== ÉNONCÉ A ==
Relevez, dans l'ordre où elles apparaissent, toutes les références de pages citées dans le compte rendu sur le culte impérial en Achaïe.
== ÉNONCÉ B ==
Rédigez la suite du compte rendu sur le culte impérial en Achaïe, à partir de sa dernière phrase.

Le livre de Francesco Camia donne une idée juste et précise des manifestations du culte des empereurs dans la province d’Achaïe. En particulier, et le lecteur y sera sensible, l’auteur reste très prudent face aux hypothèses archéologiques. Il s’attache de plus à bien distinguer statue honorifique et « statue de culte » sans que cela soit toujours aisé. Dans ce domaine, il aurait été intéressant de ne pas réduire l’analyse à la seule étude épigraphique (et archéologique). En effet, l’auteur le plus cité dans l’index est naturellement Pausanias. Or les différentes discussions autour de ses descriptions et de sa vision du culte des empereurs romains – je pense aux études d’A. Jacquemin ou V. Pirenne-Delforge absentes de la bibliographie2 – ne sont pas prises en considération, alors que se posent de nombreuses questions d’interprétation loin d’être résolues, comme à Marmaria (Delphes) à propos de la Tholos (où d’après Francesco Camia le culte impérial s’est installé p. 226-227). Dans le cas d’Élis, Pausanias décrit un temple rond au toit écroulé et aux statues absentes. L’auteur se demande si ces statues absentes représentaient des empereurs (p. 220-221). En réalité, Pausanias fait probablement référence aux anciennes divinités grecques disparues, car le mot agalma ne désigne jamais dans son œuvre une statue d’empereur, à la différence de ce que l’on peut lire dans les inscriptions. Mais comme le souligne l’auteur à juste titre (p. 225), la présence d’une statue d’empereur dans un temple ne signifie pas que ce dernier soit dédié au culte impérial. Par ces exemples, on retrouve aussi le phénomène plusieurs fois souligné d’une association de l’empereur au niveau du panthéon local à la divinité qui est, le plus souvent, représentative politiquement du lieu, comme Asclépios à Messène (p. 217-218). L’empereur ‘occupe’ le sanctuaire pour mieux s’intégrer à la vie politique de la cité et sa présence pose le problème des manifestations d’adhésion des élites et de la réception de ce culte dans les cités.

== INFORMATIONS FOURNIES ==
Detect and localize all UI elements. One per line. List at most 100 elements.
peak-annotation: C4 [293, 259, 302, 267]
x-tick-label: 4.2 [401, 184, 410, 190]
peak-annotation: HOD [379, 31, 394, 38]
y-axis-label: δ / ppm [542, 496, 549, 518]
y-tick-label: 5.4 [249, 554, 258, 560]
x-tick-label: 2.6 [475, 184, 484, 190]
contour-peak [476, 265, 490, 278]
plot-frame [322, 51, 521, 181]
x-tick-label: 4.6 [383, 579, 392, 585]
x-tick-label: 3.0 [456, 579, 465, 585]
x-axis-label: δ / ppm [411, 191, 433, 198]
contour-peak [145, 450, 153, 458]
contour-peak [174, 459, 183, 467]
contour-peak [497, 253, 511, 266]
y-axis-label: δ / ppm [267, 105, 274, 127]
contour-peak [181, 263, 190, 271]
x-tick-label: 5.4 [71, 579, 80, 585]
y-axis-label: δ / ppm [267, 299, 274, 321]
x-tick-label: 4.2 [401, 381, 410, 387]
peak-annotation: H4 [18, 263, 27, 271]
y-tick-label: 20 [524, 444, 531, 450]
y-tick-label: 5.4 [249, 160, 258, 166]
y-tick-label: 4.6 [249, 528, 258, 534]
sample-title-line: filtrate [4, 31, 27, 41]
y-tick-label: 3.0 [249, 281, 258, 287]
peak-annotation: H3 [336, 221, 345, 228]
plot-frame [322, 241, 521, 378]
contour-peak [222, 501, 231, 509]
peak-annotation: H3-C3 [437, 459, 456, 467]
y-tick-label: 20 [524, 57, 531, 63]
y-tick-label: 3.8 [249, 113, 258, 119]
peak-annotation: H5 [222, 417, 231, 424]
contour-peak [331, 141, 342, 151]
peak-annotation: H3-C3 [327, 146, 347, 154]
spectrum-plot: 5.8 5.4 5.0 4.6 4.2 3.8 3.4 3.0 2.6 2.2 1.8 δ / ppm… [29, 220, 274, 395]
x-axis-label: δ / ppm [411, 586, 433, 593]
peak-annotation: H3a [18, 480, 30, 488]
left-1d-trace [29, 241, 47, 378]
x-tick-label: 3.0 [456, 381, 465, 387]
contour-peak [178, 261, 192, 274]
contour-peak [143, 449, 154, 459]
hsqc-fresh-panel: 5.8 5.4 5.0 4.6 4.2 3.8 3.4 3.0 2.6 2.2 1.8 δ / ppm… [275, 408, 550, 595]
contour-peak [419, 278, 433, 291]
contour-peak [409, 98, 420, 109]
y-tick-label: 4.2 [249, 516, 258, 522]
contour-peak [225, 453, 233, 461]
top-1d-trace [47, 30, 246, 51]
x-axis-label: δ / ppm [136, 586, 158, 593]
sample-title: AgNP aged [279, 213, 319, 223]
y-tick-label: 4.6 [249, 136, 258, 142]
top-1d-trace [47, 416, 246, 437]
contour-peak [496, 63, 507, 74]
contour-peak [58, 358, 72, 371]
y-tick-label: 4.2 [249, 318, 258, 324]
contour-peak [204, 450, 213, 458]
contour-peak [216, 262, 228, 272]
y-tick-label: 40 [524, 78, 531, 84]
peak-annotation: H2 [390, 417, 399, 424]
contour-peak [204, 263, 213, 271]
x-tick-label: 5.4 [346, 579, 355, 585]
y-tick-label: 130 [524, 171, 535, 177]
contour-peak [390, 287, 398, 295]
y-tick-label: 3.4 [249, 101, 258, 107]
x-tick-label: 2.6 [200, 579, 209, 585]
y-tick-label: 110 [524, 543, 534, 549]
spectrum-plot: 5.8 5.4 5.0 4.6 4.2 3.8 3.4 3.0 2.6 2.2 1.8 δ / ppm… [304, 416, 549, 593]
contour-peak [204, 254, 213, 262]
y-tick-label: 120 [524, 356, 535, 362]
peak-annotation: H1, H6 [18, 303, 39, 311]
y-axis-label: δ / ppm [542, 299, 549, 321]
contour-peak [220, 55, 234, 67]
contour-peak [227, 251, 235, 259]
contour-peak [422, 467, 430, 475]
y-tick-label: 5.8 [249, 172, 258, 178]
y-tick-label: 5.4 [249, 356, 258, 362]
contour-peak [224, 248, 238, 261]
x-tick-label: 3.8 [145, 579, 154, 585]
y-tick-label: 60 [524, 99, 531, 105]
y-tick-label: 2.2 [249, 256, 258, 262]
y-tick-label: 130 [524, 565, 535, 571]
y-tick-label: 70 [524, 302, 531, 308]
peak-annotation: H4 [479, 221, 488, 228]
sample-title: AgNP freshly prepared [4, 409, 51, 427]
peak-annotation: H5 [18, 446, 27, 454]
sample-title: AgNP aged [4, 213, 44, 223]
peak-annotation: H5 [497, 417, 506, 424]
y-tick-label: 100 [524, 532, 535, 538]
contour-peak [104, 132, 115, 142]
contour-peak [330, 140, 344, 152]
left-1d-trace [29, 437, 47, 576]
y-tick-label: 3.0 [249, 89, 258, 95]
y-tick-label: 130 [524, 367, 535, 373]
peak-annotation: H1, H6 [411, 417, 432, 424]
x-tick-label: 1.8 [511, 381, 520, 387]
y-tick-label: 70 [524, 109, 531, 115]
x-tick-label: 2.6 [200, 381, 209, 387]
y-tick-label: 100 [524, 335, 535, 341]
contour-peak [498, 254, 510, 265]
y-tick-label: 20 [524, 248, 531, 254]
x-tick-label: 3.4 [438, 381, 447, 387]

== RÉSULTAT A ==
p. 226-227 ; p. 220-221 ; p. 225 ; p. 217-218

== RÉSULTAT B ==
En définitive, à l’exception de l’œuvre d’Hadrien, relayée par Athènes/Éleusis et le Panhellènion, cet ouvrage montre l’importance, mais aussi les limites actuelles d’une étude centrée sur le culte impérial dans la province romaine d’Achaïe au II e siècle. Toutefois, par sa précision et sa prudence, Francesco Camia a réussi à donner, malgré toutes les difficultés, une image claire et dynamique de la question.

Notes

1. M. Kantiréa, Les dieux et les dieux augustes. Le culte impérial en Grèce sous les Julio-claudiens et les Flaviens. Études épigraphiques et archéologiques, Athènes, 2007; mais aussi A. Lo Monaco, « Ospite nelle case degli dei. Il culto di Augusto in Achaia », RAL, vol 18, 2009, p. 1-42; ou F. Lozano Gomez, Un dios entre los hombres. La adoración a los emperadores romanos en Grecia, Barcelone, 2010.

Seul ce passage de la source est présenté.